start

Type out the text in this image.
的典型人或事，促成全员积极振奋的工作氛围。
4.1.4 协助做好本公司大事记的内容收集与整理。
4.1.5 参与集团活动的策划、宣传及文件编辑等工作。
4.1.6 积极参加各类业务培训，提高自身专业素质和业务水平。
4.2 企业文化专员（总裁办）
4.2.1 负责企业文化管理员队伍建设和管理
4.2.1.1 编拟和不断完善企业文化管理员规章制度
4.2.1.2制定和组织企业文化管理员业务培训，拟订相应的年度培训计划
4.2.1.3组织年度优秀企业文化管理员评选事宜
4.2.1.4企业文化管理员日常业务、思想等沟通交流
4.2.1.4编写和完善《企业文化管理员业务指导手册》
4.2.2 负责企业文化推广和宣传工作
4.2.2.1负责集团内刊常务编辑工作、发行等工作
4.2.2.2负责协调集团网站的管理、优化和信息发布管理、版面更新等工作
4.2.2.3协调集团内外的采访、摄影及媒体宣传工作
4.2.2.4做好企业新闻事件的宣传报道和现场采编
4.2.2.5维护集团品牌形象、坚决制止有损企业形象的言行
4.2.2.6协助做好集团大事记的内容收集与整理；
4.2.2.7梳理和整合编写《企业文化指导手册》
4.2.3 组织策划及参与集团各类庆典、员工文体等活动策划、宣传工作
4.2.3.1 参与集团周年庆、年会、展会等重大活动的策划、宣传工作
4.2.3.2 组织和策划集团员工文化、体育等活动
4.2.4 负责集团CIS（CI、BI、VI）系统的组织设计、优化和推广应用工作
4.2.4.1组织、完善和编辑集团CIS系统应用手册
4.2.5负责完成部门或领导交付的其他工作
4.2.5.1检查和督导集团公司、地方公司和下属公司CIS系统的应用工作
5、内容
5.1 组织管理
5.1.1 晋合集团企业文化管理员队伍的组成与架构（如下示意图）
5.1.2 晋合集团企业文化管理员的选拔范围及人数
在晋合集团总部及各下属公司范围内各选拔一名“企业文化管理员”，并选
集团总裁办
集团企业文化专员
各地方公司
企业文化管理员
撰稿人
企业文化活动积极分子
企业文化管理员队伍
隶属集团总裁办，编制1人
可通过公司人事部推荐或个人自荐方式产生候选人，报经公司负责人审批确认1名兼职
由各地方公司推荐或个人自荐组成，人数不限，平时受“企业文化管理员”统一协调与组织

end

**PROBLEM DETAILS:** Send back every record, precisely as written.

**SOLUTION:**
Type out the text in this image.
的典型人或事，促成全员积极振奋的工作氛围。
4.1.4 协助做好本公司大事记的内容收集与整理。
4.1.5 参与集团活动的策划、宣传及文件编辑等工作。
4.1.6 积极参加各类业务培训，提高自身专业素质和业务水平。
4.2 企业文化专员（总裁办）
4.2.1 负责企业文化管理员队伍建设和管理
4.2.1.1 编拟和不断完善企业文化管理员规章制度
4.2.1.2制定和组织企业文化管理员业务培训，拟订相应的年度培训计划
4.2.1.3组织年度优秀企业文化管理员评选事宜
4.2.1.4企业文化管理员日常业务、思想等沟通交流
4.2.1.4编写和完善《企业文化管理员业务指导手册》
4.2.2 负责企业文化推广和宣传工作
4.2.2.1负责集团内刊常务编辑工作、发行等工作
4.2.2.2负责协调集团网站的管理、优化和信息发布管理、版面更新等工作
4.2.2.3协调集团内外的采访、摄影及媒体宣传工作
4.2.2.4做好企业新闻事件的宣传报道和现场采编
4.2.2.5维护集团品牌形象、坚决制止有损企业形象的言行
4.2.2.6协助做好集团大事记的内容收集与整理；
4.2.2.7梳理和整合编写《企业文化指导手册》
4.2.3 组织策划及参与集团各类庆典、员工文体等活动策划、宣传工作
4.2.3.1 参与集团周年庆、年会、展会等重大活动的策划、宣传工作
4.2.3.2 组织和策划集团员工文化、体育等活动
4.2.4 负责集团CIS（CI、BI、VI）系统的组织设计、优化和推广应用工作
4.2.4.1组织、完善和编辑集团CIS系统应用手册
4.2.5负责完成部门或领导交付的其他工作
4.2.5.1检查和督导集团公司、地方公司和下属公司CIS系统的应用工作
5、内容
5.1 组织管理
5.1.1 晋合集团企业文化管理员队伍的组成与架构（如下示意图）
5.1.2 晋合集团企业文化管理员的选拔范围及人数
在晋合集团总部及各下属公司范围内各选拔一名“企业文化管理员”，并选
集团总裁办
集团企业文化专员
各地方公司
企业文化管理员
撰稿人
企业文化活动积极分子
企业文化管理员队伍
隶属集团总裁办，编制1人
可通过公司人事部推荐或个人自荐方式产生候选人，报经公司负责人审批确认1名兼职
由各地方公司推荐或个人自荐组成，人数不限，平时受“企业文化管理员”统一协调与组织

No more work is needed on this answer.